Start of Supplied records
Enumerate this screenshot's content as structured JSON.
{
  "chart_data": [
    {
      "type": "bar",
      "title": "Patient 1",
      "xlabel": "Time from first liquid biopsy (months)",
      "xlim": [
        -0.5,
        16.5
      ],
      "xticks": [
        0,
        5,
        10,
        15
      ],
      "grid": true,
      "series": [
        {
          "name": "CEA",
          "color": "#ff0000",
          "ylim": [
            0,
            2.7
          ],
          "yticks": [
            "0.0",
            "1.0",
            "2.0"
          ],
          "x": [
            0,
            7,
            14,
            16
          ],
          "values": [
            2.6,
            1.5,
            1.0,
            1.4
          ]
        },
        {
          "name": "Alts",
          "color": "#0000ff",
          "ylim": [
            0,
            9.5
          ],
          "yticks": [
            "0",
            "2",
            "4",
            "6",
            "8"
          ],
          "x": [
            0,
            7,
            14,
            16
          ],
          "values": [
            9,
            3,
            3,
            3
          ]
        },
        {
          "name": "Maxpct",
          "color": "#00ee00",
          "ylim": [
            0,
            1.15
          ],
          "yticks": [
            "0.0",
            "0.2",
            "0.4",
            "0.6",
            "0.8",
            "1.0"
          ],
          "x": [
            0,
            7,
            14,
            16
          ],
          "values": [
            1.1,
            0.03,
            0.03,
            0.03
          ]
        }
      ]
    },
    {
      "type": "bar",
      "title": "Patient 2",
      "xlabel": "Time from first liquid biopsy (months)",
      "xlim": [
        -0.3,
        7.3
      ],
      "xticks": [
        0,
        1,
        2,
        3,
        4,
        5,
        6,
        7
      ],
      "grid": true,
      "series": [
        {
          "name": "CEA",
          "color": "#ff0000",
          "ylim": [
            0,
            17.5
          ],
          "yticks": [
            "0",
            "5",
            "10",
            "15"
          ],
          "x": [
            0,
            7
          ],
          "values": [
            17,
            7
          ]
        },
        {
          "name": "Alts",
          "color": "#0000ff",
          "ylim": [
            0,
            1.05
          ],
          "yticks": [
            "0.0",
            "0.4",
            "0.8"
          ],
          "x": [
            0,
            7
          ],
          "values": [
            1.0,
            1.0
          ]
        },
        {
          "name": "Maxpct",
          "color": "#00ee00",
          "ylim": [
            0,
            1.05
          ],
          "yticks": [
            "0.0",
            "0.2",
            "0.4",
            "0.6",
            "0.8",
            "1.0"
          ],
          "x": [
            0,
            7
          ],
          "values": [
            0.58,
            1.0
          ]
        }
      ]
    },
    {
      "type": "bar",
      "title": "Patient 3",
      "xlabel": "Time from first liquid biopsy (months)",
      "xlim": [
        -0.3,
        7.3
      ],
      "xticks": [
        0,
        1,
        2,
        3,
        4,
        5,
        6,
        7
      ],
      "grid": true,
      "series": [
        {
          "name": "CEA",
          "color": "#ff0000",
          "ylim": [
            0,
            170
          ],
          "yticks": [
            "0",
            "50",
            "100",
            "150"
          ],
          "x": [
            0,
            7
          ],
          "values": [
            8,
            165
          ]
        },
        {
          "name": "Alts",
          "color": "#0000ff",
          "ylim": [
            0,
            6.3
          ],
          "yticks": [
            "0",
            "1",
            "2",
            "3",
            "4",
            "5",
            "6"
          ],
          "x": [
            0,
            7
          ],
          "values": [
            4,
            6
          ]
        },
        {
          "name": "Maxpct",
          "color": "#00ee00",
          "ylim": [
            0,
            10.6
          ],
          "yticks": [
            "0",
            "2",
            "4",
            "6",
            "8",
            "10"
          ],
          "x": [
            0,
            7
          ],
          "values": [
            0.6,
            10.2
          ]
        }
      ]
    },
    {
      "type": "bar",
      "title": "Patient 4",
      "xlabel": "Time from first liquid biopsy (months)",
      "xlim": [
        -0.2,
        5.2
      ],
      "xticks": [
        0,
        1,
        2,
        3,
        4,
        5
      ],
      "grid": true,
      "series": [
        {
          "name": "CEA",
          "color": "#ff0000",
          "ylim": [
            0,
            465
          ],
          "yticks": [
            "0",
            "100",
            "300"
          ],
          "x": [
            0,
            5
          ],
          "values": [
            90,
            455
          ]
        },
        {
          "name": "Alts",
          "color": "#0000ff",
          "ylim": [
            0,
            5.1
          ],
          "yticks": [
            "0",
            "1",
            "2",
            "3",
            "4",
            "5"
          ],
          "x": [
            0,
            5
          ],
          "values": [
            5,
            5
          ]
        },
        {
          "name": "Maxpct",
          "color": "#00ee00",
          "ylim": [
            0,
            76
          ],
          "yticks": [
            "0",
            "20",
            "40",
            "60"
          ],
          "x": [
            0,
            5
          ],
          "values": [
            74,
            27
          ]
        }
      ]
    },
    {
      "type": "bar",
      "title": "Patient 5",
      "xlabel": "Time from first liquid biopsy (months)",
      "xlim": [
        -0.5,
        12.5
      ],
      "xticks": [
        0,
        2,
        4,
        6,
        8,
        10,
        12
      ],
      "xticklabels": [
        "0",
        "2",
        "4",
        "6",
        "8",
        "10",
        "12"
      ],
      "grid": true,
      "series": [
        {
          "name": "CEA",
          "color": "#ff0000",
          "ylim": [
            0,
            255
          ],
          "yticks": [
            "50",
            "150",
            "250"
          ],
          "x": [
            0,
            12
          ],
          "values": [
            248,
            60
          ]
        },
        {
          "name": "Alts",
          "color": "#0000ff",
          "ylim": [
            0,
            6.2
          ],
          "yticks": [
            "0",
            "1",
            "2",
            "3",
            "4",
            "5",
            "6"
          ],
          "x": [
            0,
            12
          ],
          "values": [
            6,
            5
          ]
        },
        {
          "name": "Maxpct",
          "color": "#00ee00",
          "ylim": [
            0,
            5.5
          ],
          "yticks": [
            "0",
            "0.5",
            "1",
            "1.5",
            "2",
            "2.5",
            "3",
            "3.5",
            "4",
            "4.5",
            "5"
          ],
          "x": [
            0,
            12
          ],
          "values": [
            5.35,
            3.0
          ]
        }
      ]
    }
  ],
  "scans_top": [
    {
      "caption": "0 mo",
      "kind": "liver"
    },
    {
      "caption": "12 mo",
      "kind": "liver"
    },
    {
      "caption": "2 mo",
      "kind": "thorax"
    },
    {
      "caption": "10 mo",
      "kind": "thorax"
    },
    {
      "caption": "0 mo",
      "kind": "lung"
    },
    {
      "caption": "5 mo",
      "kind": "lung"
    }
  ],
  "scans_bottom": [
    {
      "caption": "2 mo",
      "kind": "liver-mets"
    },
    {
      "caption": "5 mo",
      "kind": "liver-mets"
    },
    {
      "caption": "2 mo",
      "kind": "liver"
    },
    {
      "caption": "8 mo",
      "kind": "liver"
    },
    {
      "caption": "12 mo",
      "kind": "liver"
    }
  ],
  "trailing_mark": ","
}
End of Supplied records
*Stated problem*: Restate each record word for word.

*Answer for the task*:
Enumerate this screenshot's content as structured JSON.
{
  "chart_data": [
    {
      "type": "bar",
      "title": "Patient 1",
      "xlabel": "Time from first liquid biopsy (months)",
      "xlim": [
        -0.5,
        16.5
      ],
      "xticks": [
        0,
        5,
        10,
        15
      ],
      "grid": true,
      "series": [
        {
          "name": "CEA",
          "color": "#ff0000",
          "ylim": [
            0,
            2.7
          ],
          "yticks": [
            "0.0",
            "1.0",
            "2.0"
          ],
          "x": [
            0,
            7,
            14,
            16
          ],
          "values": [
            2.6,
            1.5,
            1.0,
            1.4
          ]
        },
        {
          "name": "Alts",
          "color": "#0000ff",
          "ylim": [
            0,
            9.5
          ],
          "yticks": [
            "0",
            "2",
            "4",
            "6",
            "8"
          ],
          "x": [
            0,
            7,
            14,
            16
          ],
          "values": [
            9,
            3,
            3,
            3
          ]
        },
        {
          "name": "Maxpct",
          "color": "#00ee00",
          "ylim": [
            0,
            1.15
          ],
          "yticks": [
            "0.0",
            "0.2",
            "0.4",
            "0.6",
            "0.8",
            "1.0"
          ],
          "x": [
            0,
            7,
            14,
            16
          ],
          "values": [
            1.1,
            0.03,
            0.03,
            0.03
          ]
        }
      ]
    },
    {
      "type": "bar",
      "title": "Patient 2",
      "xlabel": "Time from first liquid biopsy (months)",
      "xlim": [
        -0.3,
        7.3
      ],
      "xticks": [
        0,
        1,
        2,
        3,
        4,
        5,
        6,
        7
      ],
      "grid": true,
      "series": [
        {
          "name": "CEA",
          "color": "#ff0000",
          "ylim": [
            0,
            17.5
          ],
          "yticks": [
            "0",
            "5",
            "10",
            "15"
          ],
          "x": [
            0,
            7
          ],
          "values": [
            17,
            7
          ]
        },
        {
          "name": "Alts",
          "color": "#0000ff",
          "ylim": [
            0,
            1.05
          ],
          "yticks": [
            "0.0",
            "0.4",
            "0.8"
          ],
          "x": [
            0,
            7
          ],
          "values": [
            1.0,
            1.0
          ]
        },
        {
          "name": "Maxpct",
          "color": "#00ee00",
          "ylim": [
            0,
            1.05
          ],
          "yticks": [
            "0.0",
            "0.2",
            "0.4",
            "0.6",
            "0.8",
            "1.0"
          ],
          "x": [
            0,
            7
          ],
          "values": [
            0.58,
            1.0
          ]
        }
      ]
    },
    {
      "type": "bar",
      "title": "Patient 3",
      "xlabel": "Time from first liquid biopsy (months)",
      "xlim": [
        -0.3,
        7.3
      ],
      "xticks": [
        0,
        1,
        2,
        3,
        4,
        5,
        6,
        7
      ],
      "grid": true,
      "series": [
        {
          "name": "CEA",
          "color": "#ff0000",
          "ylim": [
            0,
            170
          ],
          "yticks": [
            "0",
            "50",
            "100",
            "150"
          ],
          "x": [
            0,
            7
          ],
          "values": [
            8,
            165
          ]
        },
        {
          "name": "Alts",
          "color": "#0000ff",
          "ylim": [
            0,
            6.3
          ],
          "yticks": [
            "0",
            "1",
            "2",
            "3",
            "4",
            "5",
            "6"
          ],
          "x": [
            0,
            7
          ],
          "values": [
            4,
            6
          ]
        },
        {
          "name": "Maxpct",
          "color": "#00ee00",
          "ylim": [
            0,
            10.6
          ],
          "yticks": [
            "0",
            "2",
            "4",
            "6",
            "8",
            "10"
          ],
          "x": [
            0,
            7
          ],
          "values": [
            0.6,
            10.2
          ]
        }
      ]
    },
    {
      "type": "bar",
      "title": "Patient 4",
      "xlabel": "Time from first liquid biopsy (months)",
      "xlim": [
        -0.2,
        5.2
      ],
      "xticks": [
        0,
        1,
        2,
        3,
        4,
        5
      ],
      "grid": true,
      "series": [
        {
          "name": "CEA",
          "color": "#ff0000",
          "ylim": [
            0,
            465
          ],
          "yticks": [
            "0",
            "100",
            "300"
          ],
          "x": [
            0,
            5
          ],
          "values": [
            90,
            455
          ]
        },
        {
          "name": "Alts",
          "color": "#0000ff",
          "ylim": [
            0,
            5.1
          ],
          "yticks": [
            "0",
            "1",
            "2",
            "3",
            "4",
            "5"
          ],
          "x": [
            0,
            5
          ],
          "values": [
            5,
            5
          ]
        },
        {
          "name": "Maxpct",
          "color": "#00ee00",
          "ylim": [
            0,
            76
          ],
          "yticks": [
            "0",
            "20",
            "40",
            "60"
          ],
          "x": [
            0,
            5
          ],
          "values": [
            74,
            27
          ]
        }
      ]
    },
    {
      "type": "bar",
      "title": "Patient 5",
      "xlabel": "Time from first liquid biopsy (months)",
      "xlim": [
        -0.5,
        12.5
      ],
      "xticks": [
        0,
        2,
        4,
        6,
        8,
        10,
        12
      ],
      "xticklabels": [
        "0",
        "2",
        "4",
        "6",
        "8",
        "10",
        "12"
      ],
      "grid": true,
      "series": [
        {
          "name": "CEA",
          "color": "#ff0000",
          "ylim": [
            0,
            255
          ],
          "yticks": [
            "50",
            "150",
            "250"
          ],
          "x": [
            0,
            12
          ],
          "values": [
            248,
            60
          ]
        },
        {
          "name": "Alts",
          "color": "#0000ff",
          "ylim": [
            0,
            6.2
          ],
          "yticks": [
            "0",
            "1",
            "2",
            "3",
            "4",
            "5",
            "6"
          ],
          "x": [
            0,
            12
          ],
          "values": [
            6,
            5
          ]
        },
        {
          "name": "Maxpct",
          "color": "#00ee00",
          "ylim": [
            0,
            5.5
          ],
          "yticks": [
            "0",
            "0.5",
            "1",
            "1.5",
            "2",
            "2.5",
            "3",
            "3.5",
            "4",
            "4.5",
            "5"
          ],
          "x": [
            0,
            12
          ],
          "values": [
            5.35,
            3.0
          ]
        }
      ]
    }
  ],
  "scans_top": [
    {
      "caption": "0 mo",
      "kind": "liver"
    },
    {
      "caption": "12 mo",
      "kind": "liver"
    },
    {
      "caption": "2 mo",
      "kind": "thorax"
    },
    {
      "caption": "10 mo",
      "kind": "thorax"
    },
    {
      "caption": "0 mo",
      "kind": "lung"
    },
    {
      "caption": "5 mo",
      "kind": "lung"
    }
  ],
  "scans_bottom": [
    {
      "caption": "2 mo",
      "kind": "liver-mets"
    },
    {
      "caption": "5 mo",
      "kind": "liver-mets"
    },
    {
      "caption": "2 mo",
      "kind": "liver"
    },
    {
      "caption": "8 mo",
      "kind": "liver"
    },
    {
      "caption": "12 mo",
      "kind": "liver"
    }
  ],
  "trailing_mark": ","
}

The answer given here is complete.